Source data

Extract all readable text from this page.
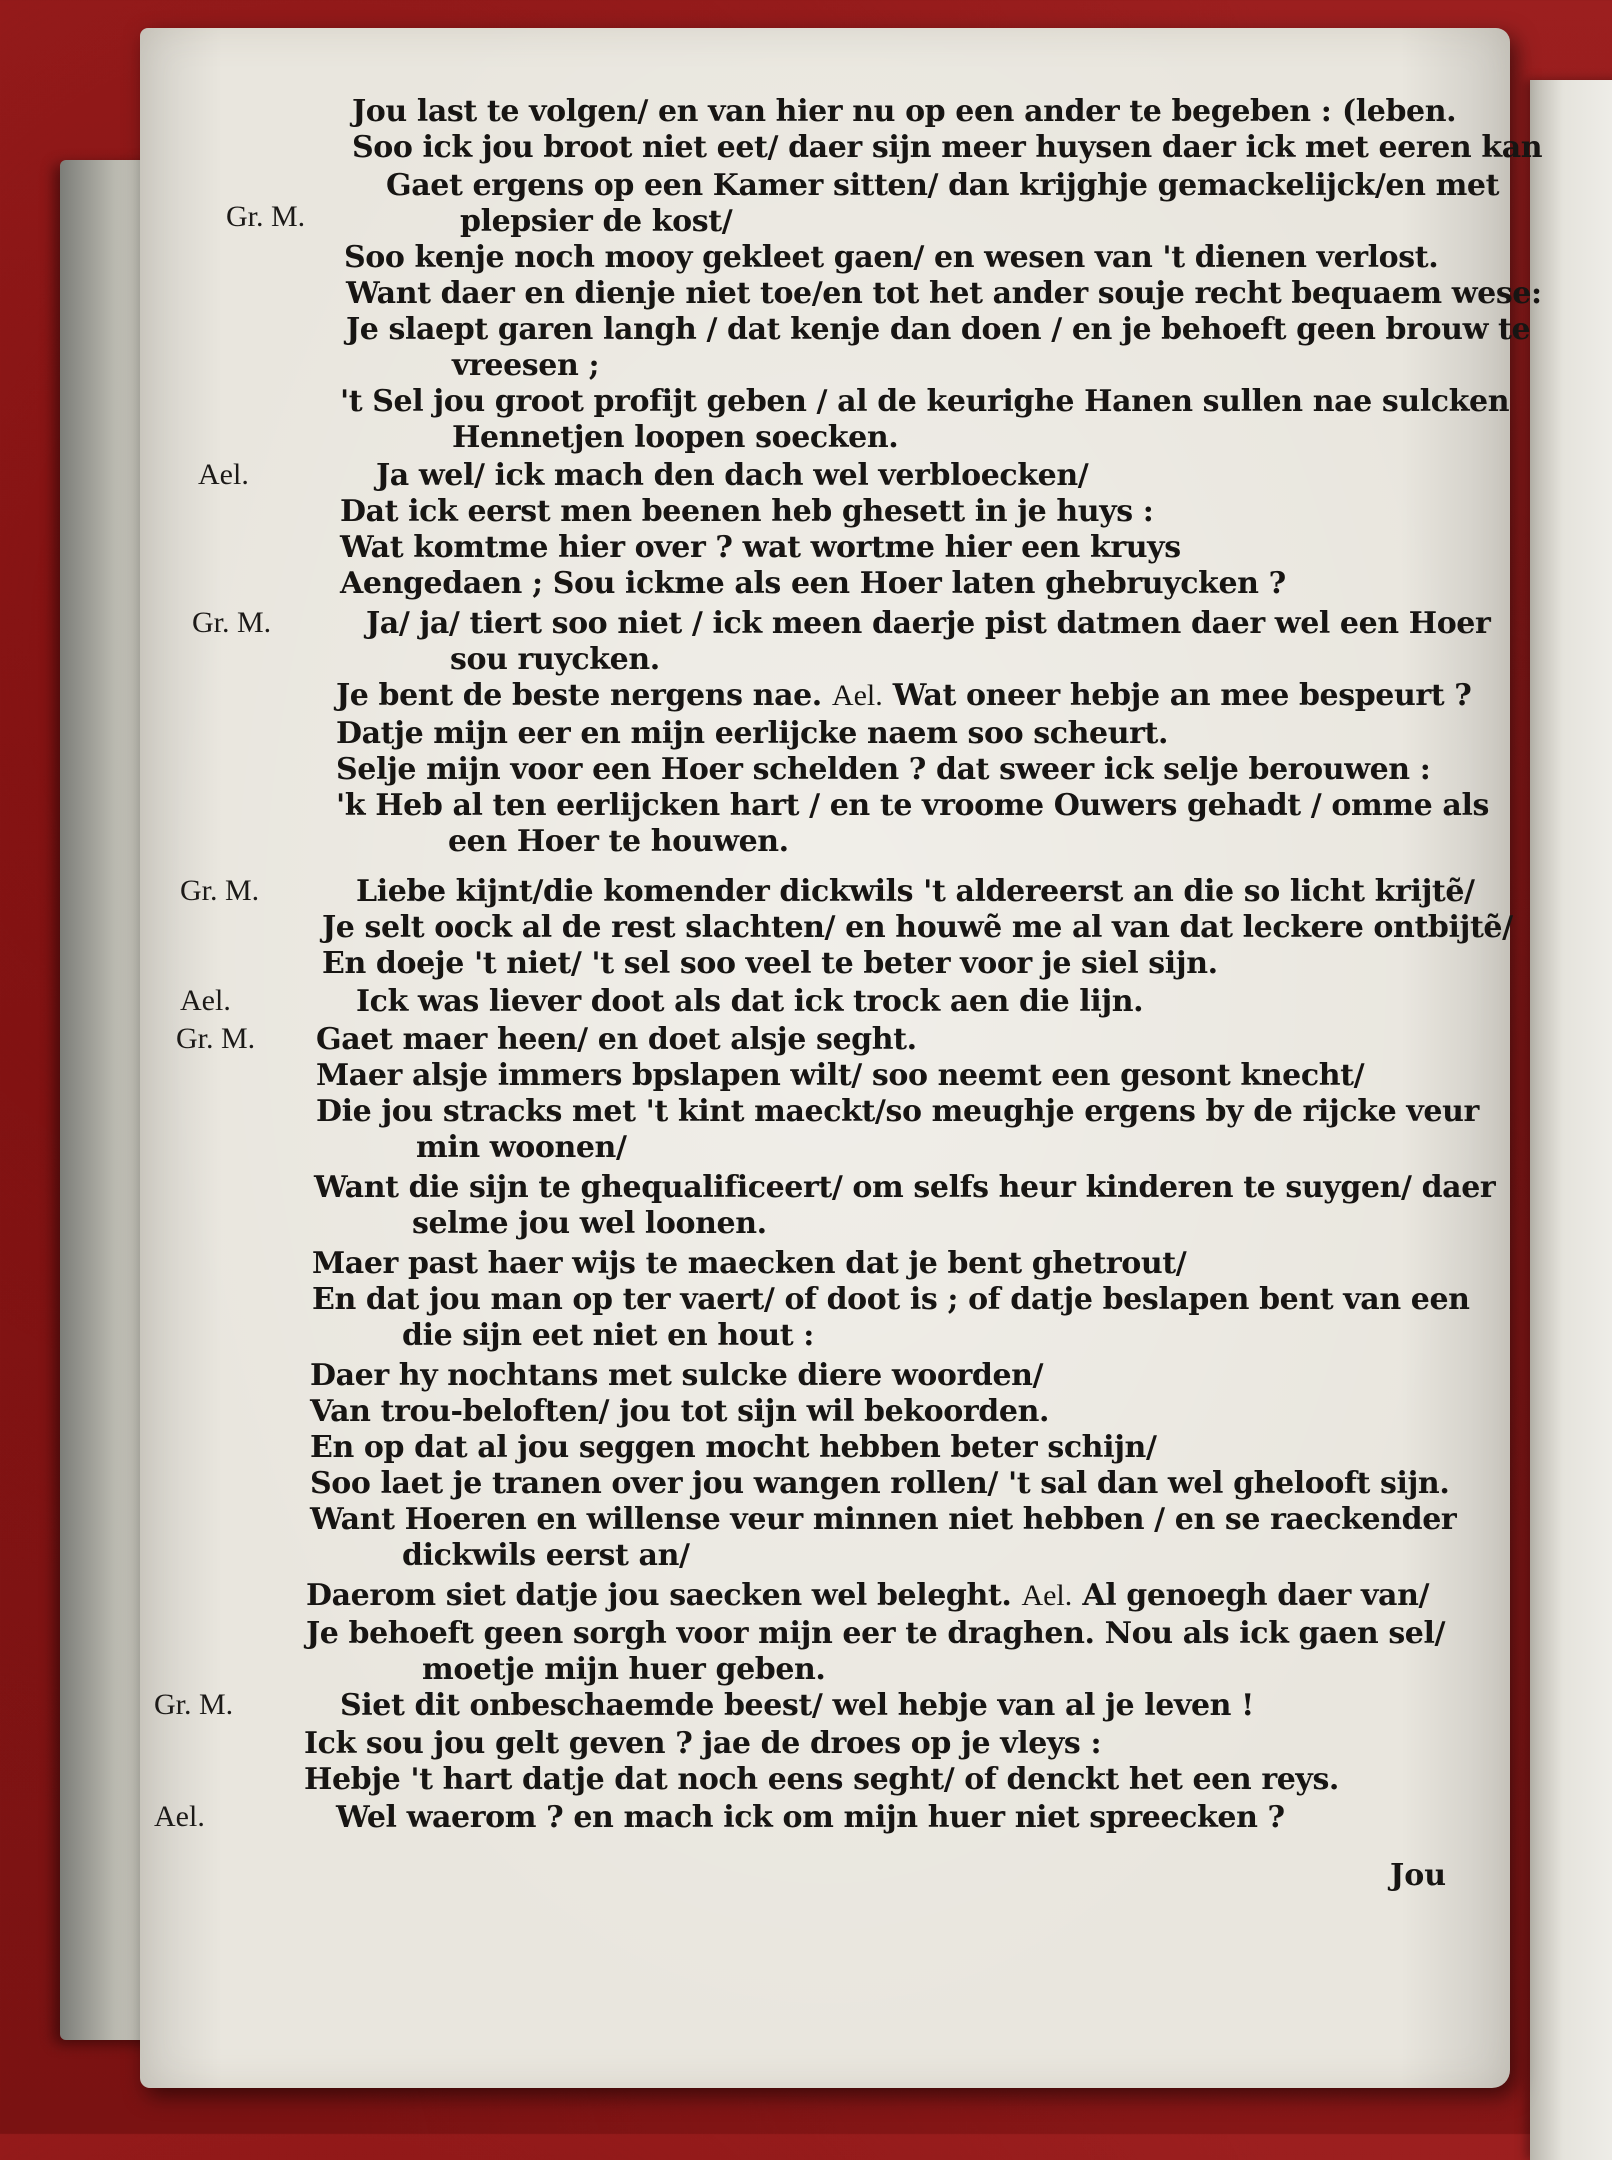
Jou last te volgen/ en van hier nu op een ander te begeben : (leben.
Soo ick jou broot niet eet/ daer sijn meer huysen daer ick met eeren kan
Gr. M.
Gaet ergens op een Kamer sitten/ dan krijghje gemackelijck/en met
plepsier de kost/
Soo kenje noch mooy gekleet gaen/ en wesen van 't dienen verlost.
Want daer en dienje niet toe/en tot het ander souje recht bequaem wese:
Je slaept garen langh / dat kenje dan doen / en je behoeft geen brouw te
vreesen ;
't Sel jou groot profijt geben / al de keurighe Hanen sullen nae sulcken
Hennetjen loopen soecken.
Ael.	Ja wel/ ick mach den dach wel verbloecken/
Dat ick eerst men beenen heb ghesett in je huys :
Wat komtme hier over ? wat wortme hier een kruys
Aengedaen ; Sou ickme als een Hoer laten ghebruycken ?
Gr. M.	Ja/ ja/ tiert soo niet / ick meen daerje pist datmen daer wel een Hoer
sou ruycken.
Je bent de beste nergens nae. Ael. Wat oneer hebje an mee bespeurt ?
Datje mijn eer en mijn eerlijcke naem soo scheurt.
Selje mijn voor een Hoer schelden ? dat sweer ick selje berouwen :
'k Heb al ten eerlijcken hart / en te vroome Ouwers gehadt / omme als
een Hoer te houwen.
Gr. M.	Liebe kijnt/die komender dickwils 't aldereerst an die so licht krijtẽ/
Je selt oock al de rest slachten/ en houwẽ me al van dat leckere ontbijtẽ/
En doeje 't niet/ 't sel soo veel te beter voor je siel sijn.
Ael.	Ick was liever doot als dat ick trock aen die lijn.
Gr. M. Gaet maer heen/ en doet alsje seght.
Maer alsje immers bpslapen wilt/ soo neemt een gesont knecht/
Die jou stracks met 't kint maeckt/so meughje ergens by de rijcke veur
min woonen/
Want die sijn te ghequalificeert/ om selfs heur kinderen te suygen/ daer
selme jou wel loonen.
Maer past haer wijs te maecken dat je bent ghetrout/
En dat jou man op ter vaert/ of doot is ; of datje beslapen bent van een
die sijn eet niet en hout :
Daer hy nochtans met sulcke diere woorden/
Van trou-beloften/ jou tot sijn wil bekoorden.
En op dat al jou seggen mocht hebben beter schijn/
Soo laet je tranen over jou wangen rollen/ 't sal dan wel ghelooft sijn.
Want Hoeren en willense veur minnen niet hebben / en se raeckender
dickwils eerst an/
Daerom siet datje jou saecken wel beleght. Ael. Al genoegh daer van/
Je behoeft geen sorgh voor mijn eer te draghen. Nou als ick gaen sel/
moetje mijn huer geben.
Gr. M.	Siet dit onbeschaemde beest/ wel hebje van al je leven !
Ick sou jou gelt geven ? jae de droes op je vleys :
Hebje 't hart datje dat noch eens seght/ of denckt het een reys.
Ael.	Wel waerom ? en mach ick om mijn huer niet spreecken ?
Jou
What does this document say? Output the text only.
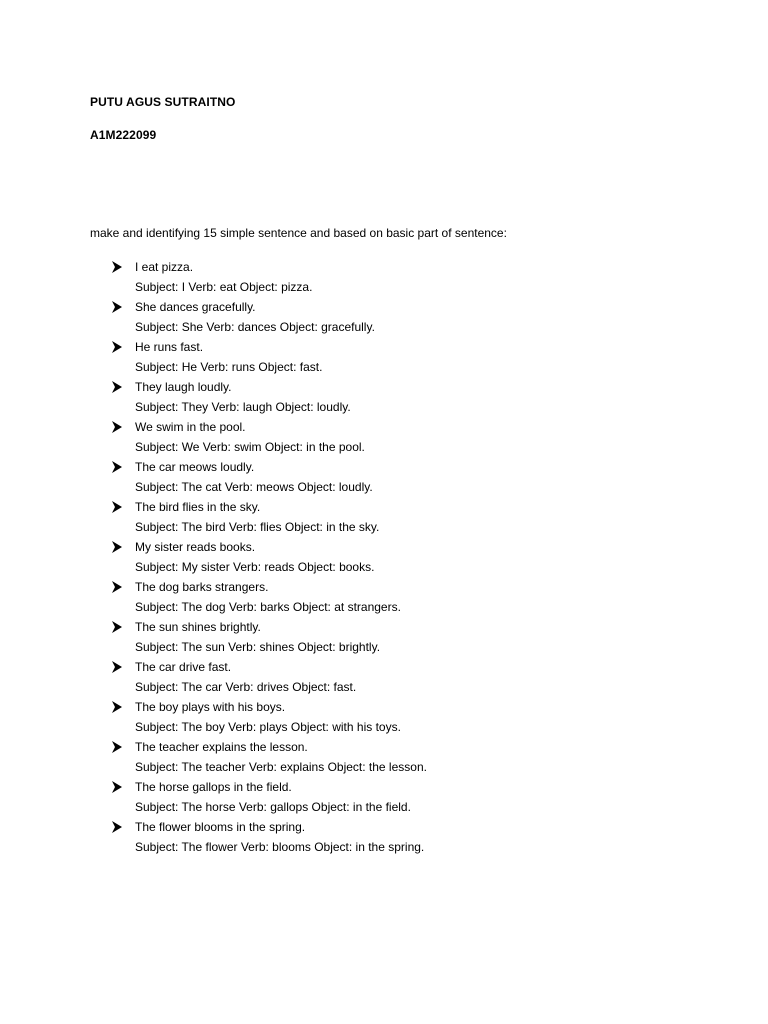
PUTU AGUS SUTRAITNO
A1M222099
make and identifying 15 simple sentence and based on basic part of sentence:
I eat pizza.
Subject: I Verb: eat Object: pizza.
She dances gracefully.
Subject: She Verb: dances Object: gracefully.
He runs fast.
Subject: He Verb: runs Object: fast.
They laugh loudly.
Subject: They Verb: laugh Object: loudly.
We swim in the pool.
Subject: We Verb: swim Object: in the pool.
The car meows loudly.
Subject: The cat Verb: meows Object: loudly.
The bird flies in the sky.
Subject: The bird Verb: flies Object: in the sky.
My sister reads books.
Subject: My sister Verb: reads Object: books.
The dog barks strangers.
Subject: The dog Verb: barks Object: at strangers.
The sun shines brightly.
Subject: The sun Verb: shines Object: brightly.
The car drive fast.
Subject: The car Verb: drives Object: fast.
The boy plays with his boys.
Subject: The boy Verb: plays Object: with his toys.
The teacher explains the lesson.
Subject: The teacher Verb: explains Object: the lesson.
The horse gallops in the field.
Subject: The horse Verb: gallops Object: in the field.
The flower blooms in the spring.
Subject: The flower Verb: blooms Object: in the spring.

__Work to complete__: Filter the entries above down to the lines containing the word "hart".

__Reply__:
'k Heb al ten eerlijcken hart / en te vroome Ouwers gehadt / omme als
Hebje 't hart datje dat noch eens seght/ of denckt het een reys.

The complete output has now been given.